Figure dataset records:
──────────

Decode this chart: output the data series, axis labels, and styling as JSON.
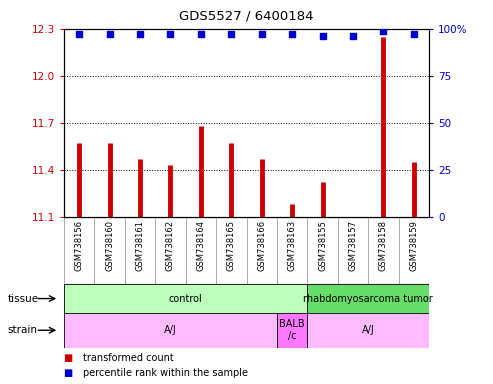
{
  "title": "GDS5527 / 6400184",
  "samples": [
    "GSM738156",
    "GSM738160",
    "GSM738161",
    "GSM738162",
    "GSM738164",
    "GSM738165",
    "GSM738166",
    "GSM738163",
    "GSM738155",
    "GSM738157",
    "GSM738158",
    "GSM738159"
  ],
  "transformed_counts": [
    11.57,
    11.57,
    11.47,
    11.43,
    11.68,
    11.57,
    11.47,
    11.18,
    11.32,
    11.1,
    12.25,
    11.45
  ],
  "percentile_ranks": [
    97,
    97,
    97,
    97,
    97,
    97,
    97,
    97,
    96,
    96,
    99,
    97
  ],
  "ylim_left": [
    11.1,
    12.3
  ],
  "ylim_right": [
    0,
    100
  ],
  "yticks_left": [
    11.1,
    11.4,
    11.7,
    12.0,
    12.3
  ],
  "yticks_right": [
    0,
    25,
    50,
    75,
    100
  ],
  "dotted_ticks": [
    11.4,
    11.7,
    12.0
  ],
  "bar_color": "#cc0000",
  "dot_color": "#0000cc",
  "tissue_groups": [
    {
      "label": "control",
      "start": 0,
      "end": 8,
      "color": "#bbffbb"
    },
    {
      "label": "rhabdomyosarcoma tumor",
      "start": 8,
      "end": 12,
      "color": "#66dd66"
    }
  ],
  "strain_groups": [
    {
      "label": "A/J",
      "start": 0,
      "end": 7,
      "color": "#ffbbff"
    },
    {
      "label": "BALB\n/c",
      "start": 7,
      "end": 8,
      "color": "#ff77ff"
    },
    {
      "label": "A/J",
      "start": 8,
      "end": 12,
      "color": "#ffbbff"
    }
  ],
  "legend_items": [
    {
      "label": "transformed count",
      "color": "#cc0000"
    },
    {
      "label": "percentile rank within the sample",
      "color": "#0000cc"
    }
  ],
  "background_color": "#ffffff",
  "xlabels_bg": "#d0d0d0",
  "plot_bg": "#ffffff",
  "cell_edge_color": "#888888"
}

──────────

### To do
Carry over each record above character for character, with the pictures left out.

### Finished task
Decode this chart: output the data series, axis labels, and styling as JSON.
{
  "title": "GDS5527 / 6400184",
  "samples": [
    "GSM738156",
    "GSM738160",
    "GSM738161",
    "GSM738162",
    "GSM738164",
    "GSM738165",
    "GSM738166",
    "GSM738163",
    "GSM738155",
    "GSM738157",
    "GSM738158",
    "GSM738159"
  ],
  "transformed_counts": [
    11.57,
    11.57,
    11.47,
    11.43,
    11.68,
    11.57,
    11.47,
    11.18,
    11.32,
    11.1,
    12.25,
    11.45
  ],
  "percentile_ranks": [
    97,
    97,
    97,
    97,
    97,
    97,
    97,
    97,
    96,
    96,
    99,
    97
  ],
  "ylim_left": [
    11.1,
    12.3
  ],
  "ylim_right": [
    0,
    100
  ],
  "yticks_left": [
    11.1,
    11.4,
    11.7,
    12.0,
    12.3
  ],
  "yticks_right": [
    0,
    25,
    50,
    75,
    100
  ],
  "dotted_ticks": [
    11.4,
    11.7,
    12.0
  ],
  "bar_color": "#cc0000",
  "dot_color": "#0000cc",
  "tissue_groups": [
    {
      "label": "control",
      "start": 0,
      "end": 8,
      "color": "#bbffbb"
    },
    {
      "label": "rhabdomyosarcoma tumor",
      "start": 8,
      "end": 12,
      "color": "#66dd66"
    }
  ],
  "strain_groups": [
    {
      "label": "A/J",
      "start": 0,
      "end": 7,
      "color": "#ffbbff"
    },
    {
      "label": "BALB\n/c",
      "start": 7,
      "end": 8,
      "color": "#ff77ff"
    },
    {
      "label": "A/J",
      "start": 8,
      "end": 12,
      "color": "#ffbbff"
    }
  ],
  "legend_items": [
    {
      "label": "transformed count",
      "color": "#cc0000"
    },
    {
      "label": "percentile rank within the sample",
      "color": "#0000cc"
    }
  ],
  "background_color": "#ffffff",
  "xlabels_bg": "#d0d0d0",
  "plot_bg": "#ffffff",
  "cell_edge_color": "#888888"
}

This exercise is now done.